Written exercise:
Rewrite the entries below as a numbered list, starting with the line containing "gridlines-button[interactable]: 网格线 xyxy=(308,54,353,75)" and ending with the line containing "section-collapse-icon[interactable]: ⌃ xyxy=(140,429,152,445)", both included, and leave out any blank lines.

Entries shown:
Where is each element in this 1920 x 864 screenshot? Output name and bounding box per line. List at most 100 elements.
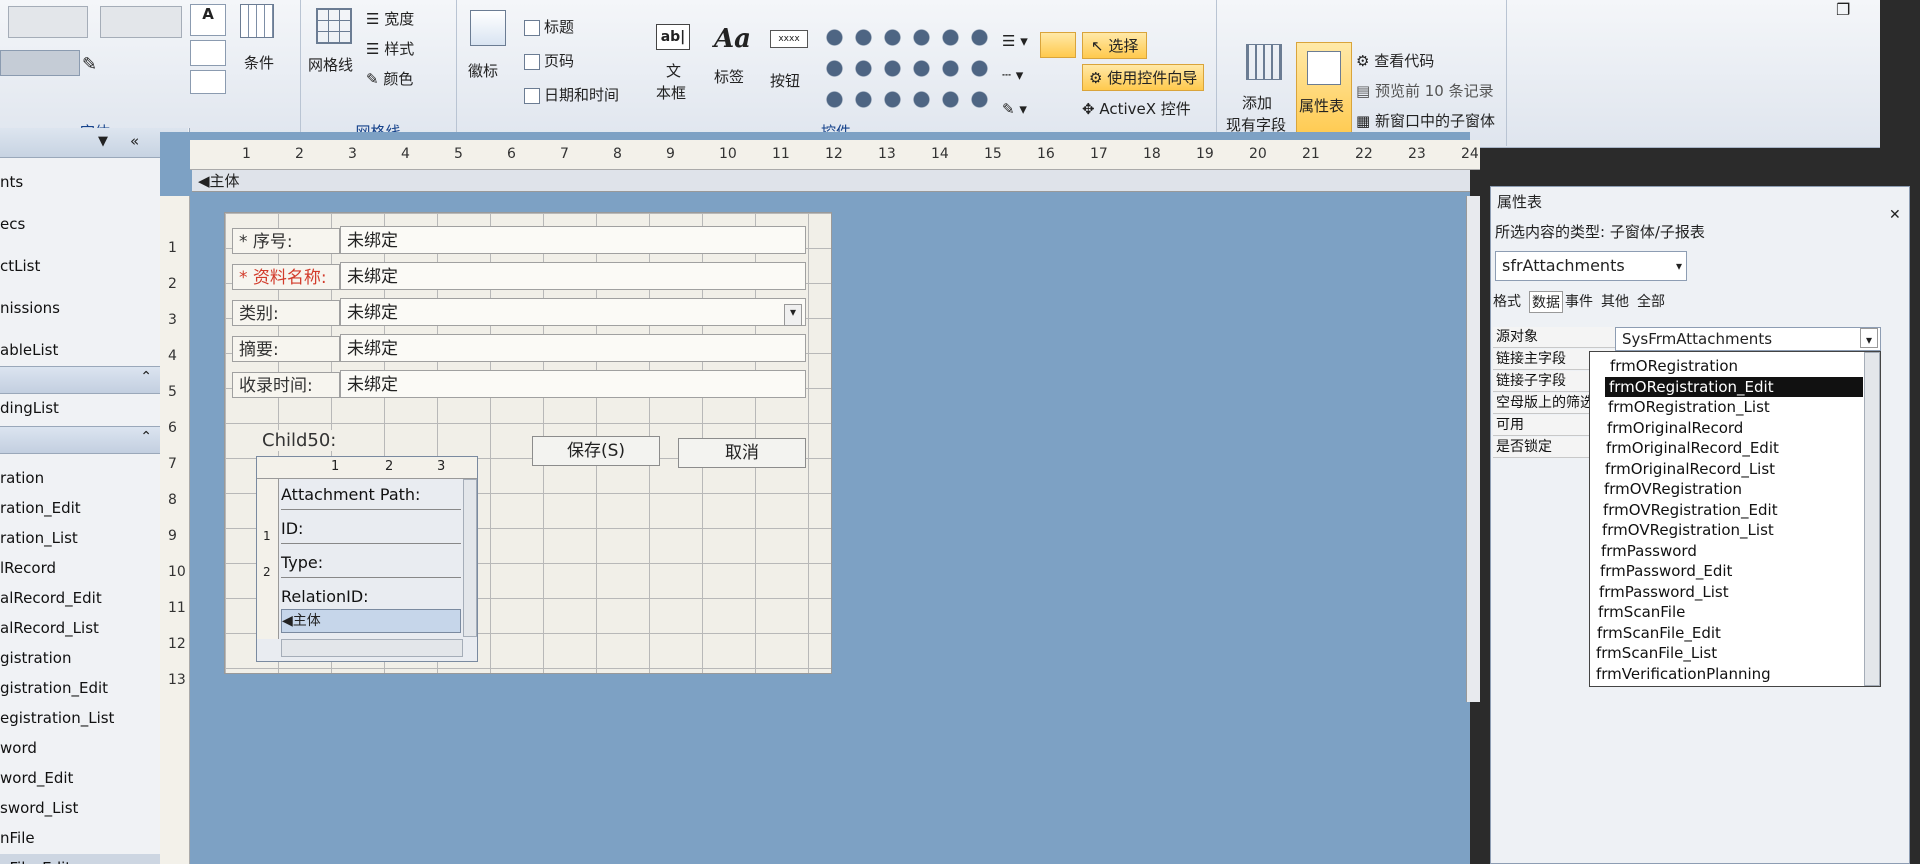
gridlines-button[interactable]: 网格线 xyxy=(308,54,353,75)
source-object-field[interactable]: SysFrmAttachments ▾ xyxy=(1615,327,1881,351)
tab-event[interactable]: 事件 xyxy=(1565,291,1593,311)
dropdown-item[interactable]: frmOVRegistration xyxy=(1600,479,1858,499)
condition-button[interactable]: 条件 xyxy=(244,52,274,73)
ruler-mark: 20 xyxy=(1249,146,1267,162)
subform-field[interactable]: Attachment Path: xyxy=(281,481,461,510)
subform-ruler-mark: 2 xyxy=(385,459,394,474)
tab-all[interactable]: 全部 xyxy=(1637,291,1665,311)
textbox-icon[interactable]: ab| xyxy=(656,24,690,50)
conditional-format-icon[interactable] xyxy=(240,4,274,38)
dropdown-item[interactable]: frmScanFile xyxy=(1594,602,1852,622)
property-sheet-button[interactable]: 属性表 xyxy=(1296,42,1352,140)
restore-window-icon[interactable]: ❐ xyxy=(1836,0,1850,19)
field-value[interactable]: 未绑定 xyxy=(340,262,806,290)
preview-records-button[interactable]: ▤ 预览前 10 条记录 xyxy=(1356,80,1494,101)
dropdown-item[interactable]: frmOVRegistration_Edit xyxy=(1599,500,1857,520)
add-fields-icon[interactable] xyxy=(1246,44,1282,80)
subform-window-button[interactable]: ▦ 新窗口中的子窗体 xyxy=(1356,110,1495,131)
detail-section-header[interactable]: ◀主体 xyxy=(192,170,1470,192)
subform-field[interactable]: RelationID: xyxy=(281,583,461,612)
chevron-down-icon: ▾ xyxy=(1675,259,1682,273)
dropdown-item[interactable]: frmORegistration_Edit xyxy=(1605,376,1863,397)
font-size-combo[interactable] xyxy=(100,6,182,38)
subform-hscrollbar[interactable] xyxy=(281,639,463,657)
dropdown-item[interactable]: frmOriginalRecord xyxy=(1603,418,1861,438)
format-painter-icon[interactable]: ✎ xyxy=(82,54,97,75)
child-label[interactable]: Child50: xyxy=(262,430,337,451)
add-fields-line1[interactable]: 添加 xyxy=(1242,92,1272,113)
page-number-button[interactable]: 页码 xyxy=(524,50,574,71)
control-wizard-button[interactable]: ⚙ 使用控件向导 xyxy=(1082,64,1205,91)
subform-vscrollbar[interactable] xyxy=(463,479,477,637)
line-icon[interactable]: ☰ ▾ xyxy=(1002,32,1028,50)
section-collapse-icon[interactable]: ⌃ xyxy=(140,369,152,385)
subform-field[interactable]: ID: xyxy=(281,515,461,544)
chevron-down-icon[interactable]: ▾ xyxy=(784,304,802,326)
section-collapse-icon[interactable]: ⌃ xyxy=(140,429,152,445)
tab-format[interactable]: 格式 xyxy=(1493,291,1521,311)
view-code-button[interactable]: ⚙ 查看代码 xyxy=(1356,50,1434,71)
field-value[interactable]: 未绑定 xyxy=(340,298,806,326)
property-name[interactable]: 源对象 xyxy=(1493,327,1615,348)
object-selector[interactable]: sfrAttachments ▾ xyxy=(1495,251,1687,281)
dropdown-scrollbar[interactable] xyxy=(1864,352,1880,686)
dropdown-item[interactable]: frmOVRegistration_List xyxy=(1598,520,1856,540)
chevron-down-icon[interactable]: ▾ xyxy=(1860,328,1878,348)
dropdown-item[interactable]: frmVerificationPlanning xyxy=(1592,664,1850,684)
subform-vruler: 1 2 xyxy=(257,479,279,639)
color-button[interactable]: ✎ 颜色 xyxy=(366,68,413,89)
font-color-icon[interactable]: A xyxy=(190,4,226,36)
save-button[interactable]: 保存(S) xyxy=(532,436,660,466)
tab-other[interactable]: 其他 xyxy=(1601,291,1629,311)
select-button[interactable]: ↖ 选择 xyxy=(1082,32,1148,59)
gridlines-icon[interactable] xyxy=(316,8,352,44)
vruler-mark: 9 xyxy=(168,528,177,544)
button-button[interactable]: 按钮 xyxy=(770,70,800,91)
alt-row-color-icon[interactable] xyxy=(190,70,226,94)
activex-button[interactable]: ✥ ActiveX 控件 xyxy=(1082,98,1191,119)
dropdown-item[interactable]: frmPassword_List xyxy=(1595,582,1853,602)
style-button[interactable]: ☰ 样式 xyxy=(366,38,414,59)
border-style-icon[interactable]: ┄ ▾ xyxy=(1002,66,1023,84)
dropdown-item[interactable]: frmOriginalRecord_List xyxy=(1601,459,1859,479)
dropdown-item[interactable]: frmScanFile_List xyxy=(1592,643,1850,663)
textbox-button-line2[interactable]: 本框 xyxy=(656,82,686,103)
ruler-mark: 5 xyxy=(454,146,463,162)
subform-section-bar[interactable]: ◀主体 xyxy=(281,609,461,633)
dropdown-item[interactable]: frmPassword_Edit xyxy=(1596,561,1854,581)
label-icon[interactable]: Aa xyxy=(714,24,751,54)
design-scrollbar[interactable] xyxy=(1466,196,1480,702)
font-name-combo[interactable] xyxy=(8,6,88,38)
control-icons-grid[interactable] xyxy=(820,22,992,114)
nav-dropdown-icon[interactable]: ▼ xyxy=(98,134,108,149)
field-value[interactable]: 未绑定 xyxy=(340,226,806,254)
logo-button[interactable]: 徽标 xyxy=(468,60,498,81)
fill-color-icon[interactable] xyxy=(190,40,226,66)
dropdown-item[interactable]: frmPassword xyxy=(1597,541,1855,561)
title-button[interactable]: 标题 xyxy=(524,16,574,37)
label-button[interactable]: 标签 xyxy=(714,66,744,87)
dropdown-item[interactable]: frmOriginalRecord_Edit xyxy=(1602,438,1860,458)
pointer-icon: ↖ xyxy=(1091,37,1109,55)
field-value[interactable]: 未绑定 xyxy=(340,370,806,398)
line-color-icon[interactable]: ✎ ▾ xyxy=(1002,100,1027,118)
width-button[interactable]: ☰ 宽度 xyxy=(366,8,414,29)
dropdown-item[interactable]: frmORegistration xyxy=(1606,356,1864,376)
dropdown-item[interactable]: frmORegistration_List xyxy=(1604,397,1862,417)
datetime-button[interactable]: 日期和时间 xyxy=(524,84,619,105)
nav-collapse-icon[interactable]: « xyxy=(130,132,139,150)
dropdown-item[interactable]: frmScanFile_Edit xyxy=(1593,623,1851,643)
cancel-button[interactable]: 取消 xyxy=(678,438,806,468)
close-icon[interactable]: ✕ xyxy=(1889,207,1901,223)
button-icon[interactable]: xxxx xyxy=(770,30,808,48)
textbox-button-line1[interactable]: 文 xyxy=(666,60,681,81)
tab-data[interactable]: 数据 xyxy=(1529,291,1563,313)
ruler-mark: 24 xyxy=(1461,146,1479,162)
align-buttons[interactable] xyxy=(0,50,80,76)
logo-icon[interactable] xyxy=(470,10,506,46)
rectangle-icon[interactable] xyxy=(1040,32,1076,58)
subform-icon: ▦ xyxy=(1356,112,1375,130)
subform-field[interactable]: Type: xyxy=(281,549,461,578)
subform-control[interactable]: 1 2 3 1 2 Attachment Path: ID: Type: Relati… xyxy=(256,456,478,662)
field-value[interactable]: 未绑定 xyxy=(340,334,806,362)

Written answer:
1. gridlines-button[interactable]: 网格线 xyxy=(308,54,353,75)
2. source-object-field[interactable]: SysFrmAttachments ▾ xyxy=(1615,327,1881,351)
3. tab-event[interactable]: 事件 xyxy=(1565,291,1593,311)
4. dropdown-item[interactable]: frmOVRegistration xyxy=(1600,479,1858,499)
5. condition-button[interactable]: 条件 xyxy=(244,52,274,73)
6. ruler-mark: 20 xyxy=(1249,146,1267,162)
7. subform-field[interactable]: Attachment Path: xyxy=(281,481,461,510)
8. subform-ruler-mark: 2 xyxy=(385,459,394,474)
9. tab-all[interactable]: 全部 xyxy=(1637,291,1665,311)
10. textbox-icon[interactable]: ab| xyxy=(656,24,690,50)
11. conditional-format-icon[interactable] xyxy=(240,4,274,38)
12. dropdown-item[interactable]: frmScanFile xyxy=(1594,602,1852,622)
13. property-sheet-button[interactable]: 属性表 xyxy=(1296,42,1352,140)
14. restore-window-icon[interactable]: ❐ xyxy=(1836,0,1850,19)
15. field-value[interactable]: 未绑定 xyxy=(340,262,806,290)
16. preview-records-button[interactable]: ▤ 预览前 10 条记录 xyxy=(1356,80,1494,101)
17. dropdown-item[interactable]: frmOVRegistration_Edit xyxy=(1599,500,1857,520)
18. add-fields-icon[interactable] xyxy=(1246,44,1282,80)
19. subform-window-button[interactable]: ▦ 新窗口中的子窗体 xyxy=(1356,110,1495,131)
20. detail-section-header[interactable]: ◀主体 xyxy=(192,170,1470,192)
21. subform-field[interactable]: RelationID: xyxy=(281,583,461,612)
22. chevron-down-icon: ▾ xyxy=(1675,259,1682,273)
23. dropdown-item[interactable]: frmORegistration_Edit xyxy=(1605,376,1863,397)
24. font-size-combo[interactable] xyxy=(100,6,182,38)
25. subform-hscrollbar[interactable] xyxy=(281,639,463,657)
26. dropdown-item[interactable]: frmOriginalRecord xyxy=(1603,418,1861,438)
27. format-painter-icon[interactable]: ✎ xyxy=(82,54,97,75)
28. child-label[interactable]: Child50: xyxy=(262,430,337,451)
29. add-fields-line1[interactable]: 添加 xyxy=(1242,92,1272,113)
30. page-number-button[interactable]: 页码 xyxy=(524,50,574,71)
31. control-wizard-button[interactable]: ⚙ 使用控件向导 xyxy=(1082,64,1205,91)
32. subform-vscrollbar[interactable] xyxy=(463,479,477,637)
33. line-icon[interactable]: ☰ ▾ xyxy=(1002,32,1028,50)
34. section-collapse-icon[interactable]: ⌃ xyxy=(140,369,152,385)
35. subform-field[interactable]: ID: xyxy=(281,515,461,544)
36. chevron-down-icon[interactable]: ▾ xyxy=(784,304,802,326)
37. section-collapse-icon[interactable]: ⌃ xyxy=(140,429,152,445)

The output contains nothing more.